* begin *

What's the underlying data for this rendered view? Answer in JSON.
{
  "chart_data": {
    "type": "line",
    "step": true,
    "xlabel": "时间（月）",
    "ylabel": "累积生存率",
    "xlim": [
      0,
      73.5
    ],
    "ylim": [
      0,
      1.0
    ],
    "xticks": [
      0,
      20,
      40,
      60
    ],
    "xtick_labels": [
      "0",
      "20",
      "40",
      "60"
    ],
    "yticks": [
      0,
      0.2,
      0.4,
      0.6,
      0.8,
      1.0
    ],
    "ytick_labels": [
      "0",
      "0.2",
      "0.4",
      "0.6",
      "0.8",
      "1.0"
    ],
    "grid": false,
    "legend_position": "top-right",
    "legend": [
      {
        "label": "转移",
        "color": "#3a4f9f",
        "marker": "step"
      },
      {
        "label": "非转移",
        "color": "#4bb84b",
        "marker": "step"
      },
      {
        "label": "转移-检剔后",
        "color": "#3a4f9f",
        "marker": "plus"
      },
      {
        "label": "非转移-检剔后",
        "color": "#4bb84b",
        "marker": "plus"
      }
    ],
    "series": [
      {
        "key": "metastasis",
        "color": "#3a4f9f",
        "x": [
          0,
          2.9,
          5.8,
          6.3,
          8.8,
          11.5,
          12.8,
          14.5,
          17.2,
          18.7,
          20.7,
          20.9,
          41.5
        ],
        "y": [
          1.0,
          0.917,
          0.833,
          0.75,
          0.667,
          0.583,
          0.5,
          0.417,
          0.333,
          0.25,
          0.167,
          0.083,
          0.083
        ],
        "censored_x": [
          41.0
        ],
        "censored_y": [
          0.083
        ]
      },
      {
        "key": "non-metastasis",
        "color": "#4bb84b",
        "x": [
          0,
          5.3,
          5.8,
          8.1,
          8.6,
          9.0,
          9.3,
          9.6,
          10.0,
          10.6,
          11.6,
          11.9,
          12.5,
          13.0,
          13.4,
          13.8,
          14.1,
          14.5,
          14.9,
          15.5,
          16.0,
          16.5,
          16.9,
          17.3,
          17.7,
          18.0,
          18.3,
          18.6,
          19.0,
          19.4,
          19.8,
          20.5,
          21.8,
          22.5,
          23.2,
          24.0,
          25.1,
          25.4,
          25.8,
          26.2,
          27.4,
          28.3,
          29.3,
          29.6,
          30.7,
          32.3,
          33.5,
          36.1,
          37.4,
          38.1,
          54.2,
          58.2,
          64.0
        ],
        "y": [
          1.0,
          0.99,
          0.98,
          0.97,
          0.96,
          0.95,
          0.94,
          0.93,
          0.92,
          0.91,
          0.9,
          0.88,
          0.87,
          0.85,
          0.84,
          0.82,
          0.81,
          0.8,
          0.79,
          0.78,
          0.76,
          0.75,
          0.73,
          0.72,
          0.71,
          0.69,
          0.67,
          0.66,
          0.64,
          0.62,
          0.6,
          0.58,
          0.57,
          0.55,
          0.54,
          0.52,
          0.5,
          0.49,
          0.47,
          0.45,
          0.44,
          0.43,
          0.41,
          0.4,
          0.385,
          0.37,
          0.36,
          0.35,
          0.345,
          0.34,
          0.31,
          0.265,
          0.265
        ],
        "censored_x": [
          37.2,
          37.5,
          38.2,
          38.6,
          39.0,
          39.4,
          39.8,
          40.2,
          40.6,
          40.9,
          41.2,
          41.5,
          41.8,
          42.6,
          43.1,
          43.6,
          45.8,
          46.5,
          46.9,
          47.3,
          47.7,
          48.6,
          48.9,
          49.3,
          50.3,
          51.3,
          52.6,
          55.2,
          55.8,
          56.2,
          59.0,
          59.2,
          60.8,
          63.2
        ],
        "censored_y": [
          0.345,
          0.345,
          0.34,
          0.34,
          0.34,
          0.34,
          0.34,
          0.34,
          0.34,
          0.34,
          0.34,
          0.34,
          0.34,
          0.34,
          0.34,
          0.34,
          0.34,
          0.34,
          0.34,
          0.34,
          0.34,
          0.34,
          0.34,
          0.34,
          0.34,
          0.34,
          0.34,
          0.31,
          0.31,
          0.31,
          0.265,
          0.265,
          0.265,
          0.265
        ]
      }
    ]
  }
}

* end *

What you should do
Each line of the listing above should be output exactly.

The answer
What's the underlying data for this rendered view? Answer in JSON.
{
  "chart_data": {
    "type": "line",
    "step": true,
    "xlabel": "时间（月）",
    "ylabel": "累积生存率",
    "xlim": [
      0,
      73.5
    ],
    "ylim": [
      0,
      1.0
    ],
    "xticks": [
      0,
      20,
      40,
      60
    ],
    "xtick_labels": [
      "0",
      "20",
      "40",
      "60"
    ],
    "yticks": [
      0,
      0.2,
      0.4,
      0.6,
      0.8,
      1.0
    ],
    "ytick_labels": [
      "0",
      "0.2",
      "0.4",
      "0.6",
      "0.8",
      "1.0"
    ],
    "grid": false,
    "legend_position": "top-right",
    "legend": [
      {
        "label": "转移",
        "color": "#3a4f9f",
        "marker": "step"
      },
      {
        "label": "非转移",
        "color": "#4bb84b",
        "marker": "step"
      },
      {
        "label": "转移-检剔后",
        "color": "#3a4f9f",
        "marker": "plus"
      },
      {
        "label": "非转移-检剔后",
        "color": "#4bb84b",
        "marker": "plus"
      }
    ],
    "series": [
      {
        "key": "metastasis",
        "color": "#3a4f9f",
        "x": [
          0,
          2.9,
          5.8,
          6.3,
          8.8,
          11.5,
          12.8,
          14.5,
          17.2,
          18.7,
          20.7,
          20.9,
          41.5
        ],
        "y": [
          1.0,
          0.917,
          0.833,
          0.75,
          0.667,
          0.583,
          0.5,
          0.417,
          0.333,
          0.25,
          0.167,
          0.083,
          0.083
        ],
        "censored_x": [
          41.0
        ],
        "censored_y": [
          0.083
        ]
      },
      {
        "key": "non-metastasis",
        "color": "#4bb84b",
        "x": [
          0,
          5.3,
          5.8,
          8.1,
          8.6,
          9.0,
          9.3,
          9.6,
          10.0,
          10.6,
          11.6,
          11.9,
          12.5,
          13.0,
          13.4,
          13.8,
          14.1,
          14.5,
          14.9,
          15.5,
          16.0,
          16.5,
          16.9,
          17.3,
          17.7,
          18.0,
          18.3,
          18.6,
          19.0,
          19.4,
          19.8,
          20.5,
          21.8,
          22.5,
          23.2,
          24.0,
          25.1,
          25.4,
          25.8,
          26.2,
          27.4,
          28.3,
          29.3,
          29.6,
          30.7,
          32.3,
          33.5,
          36.1,
          37.4,
          38.1,
          54.2,
          58.2,
          64.0
        ],
        "y": [
          1.0,
          0.99,
          0.98,
          0.97,
          0.96,
          0.95,
          0.94,
          0.93,
          0.92,
          0.91,
          0.9,
          0.88,
          0.87,
          0.85,
          0.84,
          0.82,
          0.81,
          0.8,
          0.79,
          0.78,
          0.76,
          0.75,
          0.73,
          0.72,
          0.71,
          0.69,
          0.67,
          0.66,
          0.64,
          0.62,
          0.6,
          0.58,
          0.57,
          0.55,
          0.54,
          0.52,
          0.5,
          0.49,
          0.47,
          0.45,
          0.44,
          0.43,
          0.41,
          0.4,
          0.385,
          0.37,
          0.36,
          0.35,
          0.345,
          0.34,
          0.31,
          0.265,
          0.265
        ],
        "censored_x": [
          37.2,
          37.5,
          38.2,
          38.6,
          39.0,
          39.4,
          39.8,
          40.2,
          40.6,
          40.9,
          41.2,
          41.5,
          41.8,
          42.6,
          43.1,
          43.6,
          45.8,
          46.5,
          46.9,
          47.3,
          47.7,
          48.6,
          48.9,
          49.3,
          50.3,
          51.3,
          52.6,
          55.2,
          55.8,
          56.2,
          59.0,
          59.2,
          60.8,
          63.2
        ],
        "censored_y": [
          0.345,
          0.345,
          0.34,
          0.34,
          0.34,
          0.34,
          0.34,
          0.34,
          0.34,
          0.34,
          0.34,
          0.34,
          0.34,
          0.34,
          0.34,
          0.34,
          0.34,
          0.34,
          0.34,
          0.34,
          0.34,
          0.34,
          0.34,
          0.34,
          0.34,
          0.34,
          0.34,
          0.31,
          0.31,
          0.31,
          0.265,
          0.265,
          0.265,
          0.265
        ]
      }
    ]
  }
}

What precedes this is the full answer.